Isolate every line in the data with the string "label" and copy it.

################

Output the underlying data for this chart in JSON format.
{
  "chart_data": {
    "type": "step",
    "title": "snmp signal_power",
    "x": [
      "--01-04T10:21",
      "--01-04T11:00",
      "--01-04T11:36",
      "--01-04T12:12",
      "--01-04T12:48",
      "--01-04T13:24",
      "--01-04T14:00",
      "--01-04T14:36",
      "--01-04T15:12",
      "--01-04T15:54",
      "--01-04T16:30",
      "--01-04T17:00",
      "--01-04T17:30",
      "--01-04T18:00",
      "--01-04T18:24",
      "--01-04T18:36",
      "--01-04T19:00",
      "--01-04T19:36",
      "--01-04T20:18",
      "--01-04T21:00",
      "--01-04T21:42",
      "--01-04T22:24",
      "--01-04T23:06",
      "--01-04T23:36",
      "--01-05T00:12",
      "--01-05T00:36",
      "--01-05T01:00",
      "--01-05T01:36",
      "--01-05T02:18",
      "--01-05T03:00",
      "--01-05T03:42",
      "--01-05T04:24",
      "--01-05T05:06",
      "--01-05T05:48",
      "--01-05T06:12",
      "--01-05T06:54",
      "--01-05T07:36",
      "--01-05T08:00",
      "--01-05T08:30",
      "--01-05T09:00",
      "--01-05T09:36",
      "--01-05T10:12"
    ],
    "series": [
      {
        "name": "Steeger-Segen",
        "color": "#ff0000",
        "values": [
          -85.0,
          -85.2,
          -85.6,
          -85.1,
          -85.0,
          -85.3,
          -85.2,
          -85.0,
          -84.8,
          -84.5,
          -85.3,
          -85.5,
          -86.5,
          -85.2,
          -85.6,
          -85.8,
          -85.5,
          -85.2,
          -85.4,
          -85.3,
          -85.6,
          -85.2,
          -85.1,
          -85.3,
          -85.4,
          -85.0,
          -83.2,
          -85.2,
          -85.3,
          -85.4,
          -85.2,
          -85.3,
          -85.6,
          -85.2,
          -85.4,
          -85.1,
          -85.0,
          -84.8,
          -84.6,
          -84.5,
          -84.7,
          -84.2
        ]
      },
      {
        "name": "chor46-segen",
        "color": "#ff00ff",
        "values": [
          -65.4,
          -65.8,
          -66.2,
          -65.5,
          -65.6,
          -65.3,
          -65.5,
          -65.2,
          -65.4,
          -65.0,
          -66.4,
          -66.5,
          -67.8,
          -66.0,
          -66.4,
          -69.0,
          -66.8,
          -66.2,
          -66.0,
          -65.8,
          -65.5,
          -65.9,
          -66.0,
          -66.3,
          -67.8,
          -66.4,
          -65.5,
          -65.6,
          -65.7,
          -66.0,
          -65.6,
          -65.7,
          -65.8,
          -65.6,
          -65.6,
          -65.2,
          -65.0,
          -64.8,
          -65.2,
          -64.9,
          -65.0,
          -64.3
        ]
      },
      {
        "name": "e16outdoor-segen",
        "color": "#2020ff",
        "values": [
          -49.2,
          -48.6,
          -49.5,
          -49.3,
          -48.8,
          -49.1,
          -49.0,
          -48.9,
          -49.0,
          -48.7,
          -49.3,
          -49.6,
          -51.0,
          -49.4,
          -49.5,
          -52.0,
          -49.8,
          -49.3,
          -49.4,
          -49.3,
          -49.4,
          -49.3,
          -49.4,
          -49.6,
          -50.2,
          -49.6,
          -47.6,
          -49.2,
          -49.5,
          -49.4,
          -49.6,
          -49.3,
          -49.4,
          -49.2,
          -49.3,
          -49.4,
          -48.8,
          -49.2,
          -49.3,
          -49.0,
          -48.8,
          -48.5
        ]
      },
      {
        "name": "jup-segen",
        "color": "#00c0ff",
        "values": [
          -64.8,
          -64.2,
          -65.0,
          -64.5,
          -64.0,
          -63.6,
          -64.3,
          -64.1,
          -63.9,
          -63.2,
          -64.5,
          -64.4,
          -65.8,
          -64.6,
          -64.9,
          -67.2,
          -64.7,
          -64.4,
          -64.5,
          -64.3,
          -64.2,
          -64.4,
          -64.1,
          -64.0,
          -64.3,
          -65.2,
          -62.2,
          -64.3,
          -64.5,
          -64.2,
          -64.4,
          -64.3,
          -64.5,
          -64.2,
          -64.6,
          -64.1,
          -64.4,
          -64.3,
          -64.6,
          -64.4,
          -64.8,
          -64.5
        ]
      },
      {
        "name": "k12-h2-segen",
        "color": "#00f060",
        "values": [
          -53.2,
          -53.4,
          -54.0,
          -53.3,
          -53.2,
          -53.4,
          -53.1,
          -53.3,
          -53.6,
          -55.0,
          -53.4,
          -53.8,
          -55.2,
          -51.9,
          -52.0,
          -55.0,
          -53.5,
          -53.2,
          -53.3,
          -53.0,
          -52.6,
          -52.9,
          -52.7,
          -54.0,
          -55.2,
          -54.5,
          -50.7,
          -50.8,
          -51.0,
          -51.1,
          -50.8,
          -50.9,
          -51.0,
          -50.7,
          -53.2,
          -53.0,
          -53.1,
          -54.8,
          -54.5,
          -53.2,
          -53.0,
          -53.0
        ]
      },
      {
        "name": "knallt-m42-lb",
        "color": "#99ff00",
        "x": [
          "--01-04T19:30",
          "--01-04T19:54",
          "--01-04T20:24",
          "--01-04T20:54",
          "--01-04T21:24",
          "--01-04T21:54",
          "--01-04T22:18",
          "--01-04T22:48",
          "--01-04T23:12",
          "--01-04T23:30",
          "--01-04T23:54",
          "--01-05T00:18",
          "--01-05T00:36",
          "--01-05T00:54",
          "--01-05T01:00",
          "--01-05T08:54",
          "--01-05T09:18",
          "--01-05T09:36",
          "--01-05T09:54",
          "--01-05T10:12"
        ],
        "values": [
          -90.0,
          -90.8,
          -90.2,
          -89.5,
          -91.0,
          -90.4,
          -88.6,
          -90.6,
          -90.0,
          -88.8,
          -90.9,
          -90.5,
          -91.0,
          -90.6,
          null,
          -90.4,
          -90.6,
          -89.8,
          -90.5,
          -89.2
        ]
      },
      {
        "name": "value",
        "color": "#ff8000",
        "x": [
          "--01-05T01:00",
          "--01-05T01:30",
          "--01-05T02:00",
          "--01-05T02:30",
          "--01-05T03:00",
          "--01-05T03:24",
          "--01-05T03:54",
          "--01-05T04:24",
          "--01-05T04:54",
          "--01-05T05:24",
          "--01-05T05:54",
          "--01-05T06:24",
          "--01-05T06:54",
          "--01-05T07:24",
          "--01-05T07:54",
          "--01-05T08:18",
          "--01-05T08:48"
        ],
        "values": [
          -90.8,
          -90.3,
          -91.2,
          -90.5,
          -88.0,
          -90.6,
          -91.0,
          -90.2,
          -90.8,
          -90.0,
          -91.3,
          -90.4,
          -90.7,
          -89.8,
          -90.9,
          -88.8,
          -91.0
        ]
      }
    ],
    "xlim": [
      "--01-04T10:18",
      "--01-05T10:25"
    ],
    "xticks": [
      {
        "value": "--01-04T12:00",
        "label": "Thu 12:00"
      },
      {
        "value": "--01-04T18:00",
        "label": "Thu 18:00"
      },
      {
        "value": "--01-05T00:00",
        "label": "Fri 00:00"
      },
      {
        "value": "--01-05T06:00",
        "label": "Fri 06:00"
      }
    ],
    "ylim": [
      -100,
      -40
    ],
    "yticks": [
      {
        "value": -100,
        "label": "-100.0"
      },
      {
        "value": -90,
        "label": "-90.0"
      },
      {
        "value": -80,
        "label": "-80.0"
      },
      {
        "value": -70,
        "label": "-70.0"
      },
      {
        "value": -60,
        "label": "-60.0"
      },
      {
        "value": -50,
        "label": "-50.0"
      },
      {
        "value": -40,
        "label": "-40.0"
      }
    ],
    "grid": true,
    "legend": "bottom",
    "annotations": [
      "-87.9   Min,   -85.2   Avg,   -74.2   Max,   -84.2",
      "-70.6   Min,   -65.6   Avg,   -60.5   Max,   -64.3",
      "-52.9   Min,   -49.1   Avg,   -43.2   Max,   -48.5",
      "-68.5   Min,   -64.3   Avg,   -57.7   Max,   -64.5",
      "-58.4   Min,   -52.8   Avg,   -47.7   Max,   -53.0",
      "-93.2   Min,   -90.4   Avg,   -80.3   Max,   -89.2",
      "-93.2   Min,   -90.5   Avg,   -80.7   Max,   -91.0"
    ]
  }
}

################

• Exercise result
        "label": "Thu 12:00"
        "label": "Thu 18:00"
        "label": "Fri 00:00"
        "label": "Fri 06:00"
        "label": "-100.0"
        "label": "-90.0"
        "label": "-80.0"
        "label": "-70.0"
        "label": "-60.0"
        "label": "-50.0"
        "label": "-40.0"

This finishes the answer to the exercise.